** START OF RAW RECORDS **
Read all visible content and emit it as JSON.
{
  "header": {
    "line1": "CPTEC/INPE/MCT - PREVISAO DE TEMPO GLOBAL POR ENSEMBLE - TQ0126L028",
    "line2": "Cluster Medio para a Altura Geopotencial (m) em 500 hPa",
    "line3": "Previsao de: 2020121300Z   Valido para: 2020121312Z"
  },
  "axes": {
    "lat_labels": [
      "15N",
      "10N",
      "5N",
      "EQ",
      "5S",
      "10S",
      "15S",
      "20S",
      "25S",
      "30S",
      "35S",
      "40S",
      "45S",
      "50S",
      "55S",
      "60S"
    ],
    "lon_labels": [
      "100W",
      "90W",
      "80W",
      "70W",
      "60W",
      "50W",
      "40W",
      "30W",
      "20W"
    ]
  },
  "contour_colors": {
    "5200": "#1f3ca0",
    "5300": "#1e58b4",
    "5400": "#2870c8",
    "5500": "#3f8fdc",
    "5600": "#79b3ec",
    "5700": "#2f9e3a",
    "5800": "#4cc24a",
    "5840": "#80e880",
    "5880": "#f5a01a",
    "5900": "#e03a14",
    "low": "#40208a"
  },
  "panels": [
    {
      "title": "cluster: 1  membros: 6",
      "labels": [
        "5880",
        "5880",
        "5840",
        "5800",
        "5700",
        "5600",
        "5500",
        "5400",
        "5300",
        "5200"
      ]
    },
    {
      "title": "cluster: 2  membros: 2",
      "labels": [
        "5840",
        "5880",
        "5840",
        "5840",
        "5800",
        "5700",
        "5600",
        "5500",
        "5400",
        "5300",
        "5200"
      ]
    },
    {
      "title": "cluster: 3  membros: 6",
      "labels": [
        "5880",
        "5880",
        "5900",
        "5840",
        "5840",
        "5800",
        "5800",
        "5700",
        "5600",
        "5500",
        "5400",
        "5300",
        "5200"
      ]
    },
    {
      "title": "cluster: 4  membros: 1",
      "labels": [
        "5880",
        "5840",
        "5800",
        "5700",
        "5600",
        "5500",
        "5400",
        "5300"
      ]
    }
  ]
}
** END OF RAW RECORDS **
** START OF RAW RECORDS **
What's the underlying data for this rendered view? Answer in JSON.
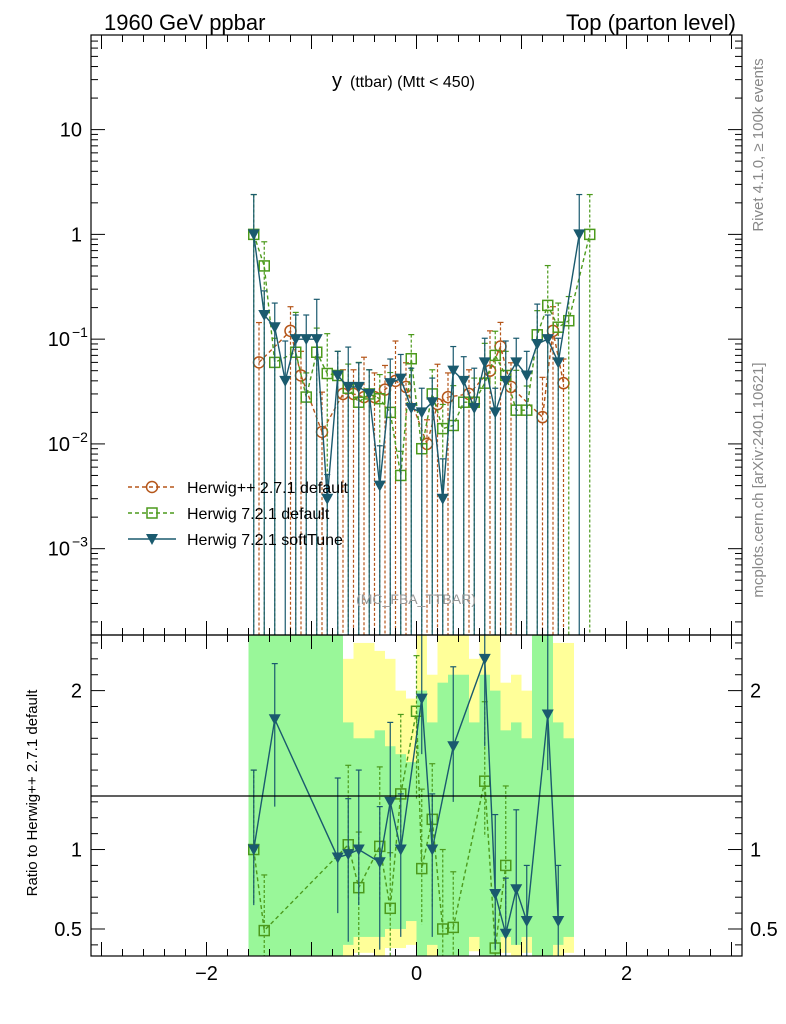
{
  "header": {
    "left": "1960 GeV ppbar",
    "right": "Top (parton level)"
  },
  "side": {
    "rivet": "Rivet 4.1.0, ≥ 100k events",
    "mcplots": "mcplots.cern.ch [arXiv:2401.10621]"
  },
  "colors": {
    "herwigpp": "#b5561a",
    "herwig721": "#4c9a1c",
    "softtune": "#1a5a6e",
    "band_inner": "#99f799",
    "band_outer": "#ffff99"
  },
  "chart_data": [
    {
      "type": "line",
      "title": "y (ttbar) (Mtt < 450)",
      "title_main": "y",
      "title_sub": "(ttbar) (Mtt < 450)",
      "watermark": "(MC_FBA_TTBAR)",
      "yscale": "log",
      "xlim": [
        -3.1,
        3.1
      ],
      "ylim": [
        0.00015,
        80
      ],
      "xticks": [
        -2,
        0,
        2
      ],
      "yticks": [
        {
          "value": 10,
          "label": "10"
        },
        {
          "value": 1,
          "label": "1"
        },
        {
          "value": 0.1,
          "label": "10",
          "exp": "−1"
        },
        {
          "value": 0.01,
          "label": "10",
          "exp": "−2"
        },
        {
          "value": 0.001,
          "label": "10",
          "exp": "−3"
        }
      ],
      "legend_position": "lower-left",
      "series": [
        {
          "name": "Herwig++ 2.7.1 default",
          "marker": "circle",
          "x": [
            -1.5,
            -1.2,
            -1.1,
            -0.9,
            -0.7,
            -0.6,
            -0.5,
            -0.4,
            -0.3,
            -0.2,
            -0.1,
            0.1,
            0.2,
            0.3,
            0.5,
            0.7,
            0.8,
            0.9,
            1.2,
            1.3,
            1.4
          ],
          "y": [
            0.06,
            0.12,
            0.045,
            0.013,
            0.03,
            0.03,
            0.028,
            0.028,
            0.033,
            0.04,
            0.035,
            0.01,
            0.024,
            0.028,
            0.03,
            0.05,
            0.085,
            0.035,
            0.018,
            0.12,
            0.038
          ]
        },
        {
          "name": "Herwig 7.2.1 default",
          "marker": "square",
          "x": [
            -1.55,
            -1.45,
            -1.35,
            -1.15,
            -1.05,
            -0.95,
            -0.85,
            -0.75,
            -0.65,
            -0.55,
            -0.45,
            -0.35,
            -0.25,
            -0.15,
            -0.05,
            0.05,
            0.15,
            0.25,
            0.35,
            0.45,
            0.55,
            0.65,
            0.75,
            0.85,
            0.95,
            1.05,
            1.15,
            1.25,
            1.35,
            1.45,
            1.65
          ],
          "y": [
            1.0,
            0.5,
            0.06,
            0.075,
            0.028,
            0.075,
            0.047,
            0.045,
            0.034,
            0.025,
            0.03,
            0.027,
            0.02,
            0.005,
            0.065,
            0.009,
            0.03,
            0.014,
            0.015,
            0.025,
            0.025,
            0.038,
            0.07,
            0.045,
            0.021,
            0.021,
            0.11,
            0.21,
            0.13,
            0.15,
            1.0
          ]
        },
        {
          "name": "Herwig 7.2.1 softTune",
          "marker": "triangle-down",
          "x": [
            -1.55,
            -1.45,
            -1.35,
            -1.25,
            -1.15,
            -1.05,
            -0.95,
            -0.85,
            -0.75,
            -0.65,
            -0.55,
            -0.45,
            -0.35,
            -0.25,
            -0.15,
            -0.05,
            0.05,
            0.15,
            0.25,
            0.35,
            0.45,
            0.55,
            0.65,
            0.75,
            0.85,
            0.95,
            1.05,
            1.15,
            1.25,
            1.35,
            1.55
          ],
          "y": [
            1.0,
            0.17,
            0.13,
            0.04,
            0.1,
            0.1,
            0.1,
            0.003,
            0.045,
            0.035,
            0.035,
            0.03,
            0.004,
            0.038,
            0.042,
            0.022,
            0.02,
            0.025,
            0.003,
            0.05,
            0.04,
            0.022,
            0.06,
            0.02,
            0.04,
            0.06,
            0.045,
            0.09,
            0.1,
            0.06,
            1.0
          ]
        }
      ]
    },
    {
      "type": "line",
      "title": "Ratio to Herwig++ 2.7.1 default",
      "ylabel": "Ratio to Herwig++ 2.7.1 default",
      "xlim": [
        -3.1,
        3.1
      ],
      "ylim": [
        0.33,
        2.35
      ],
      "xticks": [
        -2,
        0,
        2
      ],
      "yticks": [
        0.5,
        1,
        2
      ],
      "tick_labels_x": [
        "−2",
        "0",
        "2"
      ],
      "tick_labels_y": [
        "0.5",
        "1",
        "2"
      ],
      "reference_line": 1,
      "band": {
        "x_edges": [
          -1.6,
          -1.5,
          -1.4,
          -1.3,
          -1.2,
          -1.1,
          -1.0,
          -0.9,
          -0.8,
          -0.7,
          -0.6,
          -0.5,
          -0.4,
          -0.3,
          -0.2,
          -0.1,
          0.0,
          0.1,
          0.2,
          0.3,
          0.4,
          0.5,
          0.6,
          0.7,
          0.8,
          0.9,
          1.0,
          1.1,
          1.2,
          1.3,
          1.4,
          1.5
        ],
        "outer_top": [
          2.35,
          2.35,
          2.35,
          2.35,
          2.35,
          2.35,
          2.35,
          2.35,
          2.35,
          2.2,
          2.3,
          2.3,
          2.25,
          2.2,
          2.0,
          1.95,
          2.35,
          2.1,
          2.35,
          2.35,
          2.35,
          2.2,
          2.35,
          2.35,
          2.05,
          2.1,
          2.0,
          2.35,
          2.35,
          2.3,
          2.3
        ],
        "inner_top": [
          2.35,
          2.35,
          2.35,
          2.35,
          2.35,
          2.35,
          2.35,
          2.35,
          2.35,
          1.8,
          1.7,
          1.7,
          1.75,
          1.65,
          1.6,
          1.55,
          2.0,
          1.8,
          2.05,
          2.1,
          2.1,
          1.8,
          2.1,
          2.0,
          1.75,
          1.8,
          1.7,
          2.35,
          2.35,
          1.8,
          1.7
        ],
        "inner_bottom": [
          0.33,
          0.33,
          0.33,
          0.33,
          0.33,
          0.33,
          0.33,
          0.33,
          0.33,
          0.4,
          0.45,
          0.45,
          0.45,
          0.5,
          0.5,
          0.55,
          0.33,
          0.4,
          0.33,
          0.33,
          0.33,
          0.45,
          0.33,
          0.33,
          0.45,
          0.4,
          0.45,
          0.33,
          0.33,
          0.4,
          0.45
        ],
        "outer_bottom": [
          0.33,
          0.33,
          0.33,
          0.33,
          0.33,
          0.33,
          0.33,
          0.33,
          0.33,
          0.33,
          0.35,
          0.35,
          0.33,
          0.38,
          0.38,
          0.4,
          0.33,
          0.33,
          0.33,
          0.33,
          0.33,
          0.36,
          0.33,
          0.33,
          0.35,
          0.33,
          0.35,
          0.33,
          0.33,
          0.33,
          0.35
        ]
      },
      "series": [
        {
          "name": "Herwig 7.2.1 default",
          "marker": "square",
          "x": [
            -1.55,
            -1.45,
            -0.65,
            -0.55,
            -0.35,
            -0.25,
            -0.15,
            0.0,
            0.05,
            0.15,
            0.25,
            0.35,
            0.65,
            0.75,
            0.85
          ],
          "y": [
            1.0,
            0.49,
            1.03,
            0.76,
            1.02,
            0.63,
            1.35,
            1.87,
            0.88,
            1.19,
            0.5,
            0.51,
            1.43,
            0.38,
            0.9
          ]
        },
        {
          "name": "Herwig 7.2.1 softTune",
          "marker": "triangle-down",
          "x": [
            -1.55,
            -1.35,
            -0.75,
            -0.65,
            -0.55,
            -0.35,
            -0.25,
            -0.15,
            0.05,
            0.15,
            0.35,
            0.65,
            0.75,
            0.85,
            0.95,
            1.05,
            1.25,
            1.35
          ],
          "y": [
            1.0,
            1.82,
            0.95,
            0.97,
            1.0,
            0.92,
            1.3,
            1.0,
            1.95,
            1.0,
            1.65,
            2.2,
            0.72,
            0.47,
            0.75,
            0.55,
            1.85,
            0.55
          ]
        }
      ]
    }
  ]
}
** END OF RAW RECORDS **
WORK REQUIRED
Give the count of lines containing "value", with no added text.

WORKED SOLUTION
5